[Start of DATA ROWS]
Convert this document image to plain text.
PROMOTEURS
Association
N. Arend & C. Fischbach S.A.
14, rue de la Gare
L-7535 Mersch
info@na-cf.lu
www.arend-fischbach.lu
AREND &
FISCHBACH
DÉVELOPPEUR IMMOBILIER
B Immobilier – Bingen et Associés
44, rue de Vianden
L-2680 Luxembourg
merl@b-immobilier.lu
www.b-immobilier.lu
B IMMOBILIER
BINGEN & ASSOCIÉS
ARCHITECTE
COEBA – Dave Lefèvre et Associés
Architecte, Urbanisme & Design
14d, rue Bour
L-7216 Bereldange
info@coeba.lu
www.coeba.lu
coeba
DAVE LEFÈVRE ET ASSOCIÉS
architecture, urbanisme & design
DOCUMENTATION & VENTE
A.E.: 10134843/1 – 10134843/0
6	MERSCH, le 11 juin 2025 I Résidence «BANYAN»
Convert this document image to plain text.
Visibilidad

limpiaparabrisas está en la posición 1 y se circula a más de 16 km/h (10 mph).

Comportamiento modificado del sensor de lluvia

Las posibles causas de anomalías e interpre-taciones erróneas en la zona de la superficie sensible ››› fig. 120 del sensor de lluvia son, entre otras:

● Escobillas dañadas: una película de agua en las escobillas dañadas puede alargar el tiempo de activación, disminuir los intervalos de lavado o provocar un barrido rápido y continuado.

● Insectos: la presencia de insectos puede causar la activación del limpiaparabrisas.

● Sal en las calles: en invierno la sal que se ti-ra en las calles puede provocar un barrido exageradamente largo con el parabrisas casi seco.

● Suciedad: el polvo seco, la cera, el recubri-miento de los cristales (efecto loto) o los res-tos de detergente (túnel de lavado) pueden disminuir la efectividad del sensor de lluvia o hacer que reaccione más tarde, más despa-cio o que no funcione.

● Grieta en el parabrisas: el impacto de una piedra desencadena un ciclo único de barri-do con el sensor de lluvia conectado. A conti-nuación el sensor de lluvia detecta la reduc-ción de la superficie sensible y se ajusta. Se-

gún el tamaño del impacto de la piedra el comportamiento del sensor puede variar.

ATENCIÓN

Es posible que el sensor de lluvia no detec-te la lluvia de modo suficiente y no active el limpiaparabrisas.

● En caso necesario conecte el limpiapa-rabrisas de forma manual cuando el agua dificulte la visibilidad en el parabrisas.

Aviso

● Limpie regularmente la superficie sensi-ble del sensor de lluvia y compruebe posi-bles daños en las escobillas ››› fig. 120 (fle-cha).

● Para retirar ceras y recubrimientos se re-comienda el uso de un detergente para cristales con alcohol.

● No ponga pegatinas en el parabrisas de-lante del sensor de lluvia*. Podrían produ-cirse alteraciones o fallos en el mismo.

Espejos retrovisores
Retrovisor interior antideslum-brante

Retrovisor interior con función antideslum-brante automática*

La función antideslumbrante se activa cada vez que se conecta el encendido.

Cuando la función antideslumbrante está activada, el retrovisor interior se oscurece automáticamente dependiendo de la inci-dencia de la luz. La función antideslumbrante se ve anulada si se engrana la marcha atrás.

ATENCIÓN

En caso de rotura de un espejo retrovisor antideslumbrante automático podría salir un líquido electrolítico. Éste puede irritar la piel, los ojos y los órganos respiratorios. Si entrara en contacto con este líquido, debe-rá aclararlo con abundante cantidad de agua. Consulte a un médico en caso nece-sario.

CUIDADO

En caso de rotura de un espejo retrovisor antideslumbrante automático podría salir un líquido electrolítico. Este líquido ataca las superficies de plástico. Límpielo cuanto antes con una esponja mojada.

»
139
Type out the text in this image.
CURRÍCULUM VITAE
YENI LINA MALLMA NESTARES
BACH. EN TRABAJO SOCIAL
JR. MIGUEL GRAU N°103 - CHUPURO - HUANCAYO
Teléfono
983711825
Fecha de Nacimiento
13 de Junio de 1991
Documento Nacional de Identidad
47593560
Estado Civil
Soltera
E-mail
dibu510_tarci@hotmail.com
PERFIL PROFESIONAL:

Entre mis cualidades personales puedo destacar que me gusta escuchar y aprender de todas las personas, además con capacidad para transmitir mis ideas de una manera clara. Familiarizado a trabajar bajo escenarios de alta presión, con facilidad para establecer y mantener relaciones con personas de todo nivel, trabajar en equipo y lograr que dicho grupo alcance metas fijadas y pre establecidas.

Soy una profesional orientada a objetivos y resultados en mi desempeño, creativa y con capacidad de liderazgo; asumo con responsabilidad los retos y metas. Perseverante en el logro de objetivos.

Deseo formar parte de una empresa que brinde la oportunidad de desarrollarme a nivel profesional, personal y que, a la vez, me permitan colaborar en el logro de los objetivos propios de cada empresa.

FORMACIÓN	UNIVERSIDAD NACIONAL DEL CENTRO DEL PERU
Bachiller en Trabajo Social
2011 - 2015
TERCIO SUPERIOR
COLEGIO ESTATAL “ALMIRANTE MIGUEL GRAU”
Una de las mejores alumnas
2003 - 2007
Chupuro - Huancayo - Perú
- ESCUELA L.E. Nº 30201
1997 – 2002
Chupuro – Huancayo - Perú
[End of DATA ROWS]
BRIEF → Copy all the records above precisely.

SOLUTION TO THIS PROBLEM →
Convert this document image to plain text.
PROMOTEURS
Association
N. Arend & C. Fischbach S.A.
14, rue de la Gare
L-7535 Mersch
info@na-cf.lu
www.arend-fischbach.lu
AREND &
FISCHBACH
DÉVELOPPEUR IMMOBILIER
B Immobilier – Bingen et Associés
44, rue de Vianden
L-2680 Luxembourg
merl@b-immobilier.lu
www.b-immobilier.lu
B IMMOBILIER
BINGEN & ASSOCIÉS
ARCHITECTE
COEBA – Dave Lefèvre et Associés
Architecte, Urbanisme & Design
14d, rue Bour
L-7216 Bereldange
info@coeba.lu
www.coeba.lu
coeba
DAVE LEFÈVRE ET ASSOCIÉS
architecture, urbanisme & design
DOCUMENTATION & VENTE
A.E.: 10134843/1 – 10134843/0
6	MERSCH, le 11 juin 2025 I Résidence «BANYAN»
Convert this document image to plain text.
Visibilidad

limpiaparabrisas está en la posición 1 y se circula a más de 16 km/h (10 mph).

Comportamiento modificado del sensor de lluvia

Las posibles causas de anomalías e interpre-taciones erróneas en la zona de la superficie sensible ››› fig. 120 del sensor de lluvia son, entre otras:

● Escobillas dañadas: una película de agua en las escobillas dañadas puede alargar el tiempo de activación, disminuir los intervalos de lavado o provocar un barrido rápido y continuado.

● Insectos: la presencia de insectos puede causar la activación del limpiaparabrisas.

● Sal en las calles: en invierno la sal que se ti-ra en las calles puede provocar un barrido exageradamente largo con el parabrisas casi seco.

● Suciedad: el polvo seco, la cera, el recubri-miento de los cristales (efecto loto) o los res-tos de detergente (túnel de lavado) pueden disminuir la efectividad del sensor de lluvia o hacer que reaccione más tarde, más despa-cio o que no funcione.

● Grieta en el parabrisas: el impacto de una piedra desencadena un ciclo único de barri-do con el sensor de lluvia conectado. A conti-nuación el sensor de lluvia detecta la reduc-ción de la superficie sensible y se ajusta. Se-

gún el tamaño del impacto de la piedra el comportamiento del sensor puede variar.

ATENCIÓN

Es posible que el sensor de lluvia no detec-te la lluvia de modo suficiente y no active el limpiaparabrisas.

● En caso necesario conecte el limpiapa-rabrisas de forma manual cuando el agua dificulte la visibilidad en el parabrisas.

Aviso

● Limpie regularmente la superficie sensi-ble del sensor de lluvia y compruebe posi-bles daños en las escobillas ››› fig. 120 (fle-cha).

● Para retirar ceras y recubrimientos se re-comienda el uso de un detergente para cristales con alcohol.

● No ponga pegatinas en el parabrisas de-lante del sensor de lluvia*. Podrían produ-cirse alteraciones o fallos en el mismo.

Espejos retrovisores
Retrovisor interior antideslum-brante

Retrovisor interior con función antideslum-brante automática*

La función antideslumbrante se activa cada vez que se conecta el encendido.

Cuando la función antideslumbrante está activada, el retrovisor interior se oscurece automáticamente dependiendo de la inci-dencia de la luz. La función antideslumbrante se ve anulada si se engrana la marcha atrás.

ATENCIÓN

En caso de rotura de un espejo retrovisor antideslumbrante automático podría salir un líquido electrolítico. Éste puede irritar la piel, los ojos y los órganos respiratorios. Si entrara en contacto con este líquido, debe-rá aclararlo con abundante cantidad de agua. Consulte a un médico en caso nece-sario.

CUIDADO

En caso de rotura de un espejo retrovisor antideslumbrante automático podría salir un líquido electrolítico. Este líquido ataca las superficies de plástico. Límpielo cuanto antes con una esponja mojada.

»
139
Type out the text in this image.
CURRÍCULUM VITAE
YENI LINA MALLMA NESTARES
BACH. EN TRABAJO SOCIAL
JR. MIGUEL GRAU N°103 - CHUPURO - HUANCAYO
Teléfono
983711825
Fecha de Nacimiento
13 de Junio de 1991
Documento Nacional de Identidad
47593560
Estado Civil
Soltera
E-mail
dibu510_tarci@hotmail.com
PERFIL PROFESIONAL:

Entre mis cualidades personales puedo destacar que me gusta escuchar y aprender de todas las personas, además con capacidad para transmitir mis ideas de una manera clara. Familiarizado a trabajar bajo escenarios de alta presión, con facilidad para establecer y mantener relaciones con personas de todo nivel, trabajar en equipo y lograr que dicho grupo alcance metas fijadas y pre establecidas.

Soy una profesional orientada a objetivos y resultados en mi desempeño, creativa y con capacidad de liderazgo; asumo con responsabilidad los retos y metas. Perseverante en el logro de objetivos.

Deseo formar parte de una empresa que brinde la oportunidad de desarrollarme a nivel profesional, personal y que, a la vez, me permitan colaborar en el logro de los objetivos propios de cada empresa.

FORMACIÓN	UNIVERSIDAD NACIONAL DEL CENTRO DEL PERU
Bachiller en Trabajo Social
2011 - 2015
TERCIO SUPERIOR
COLEGIO ESTATAL “ALMIRANTE MIGUEL GRAU”
Una de las mejores alumnas
2003 - 2007
Chupuro - Huancayo - Perú
- ESCUELA L.E. Nº 30201
1997 – 2002
Chupuro – Huancayo - Perú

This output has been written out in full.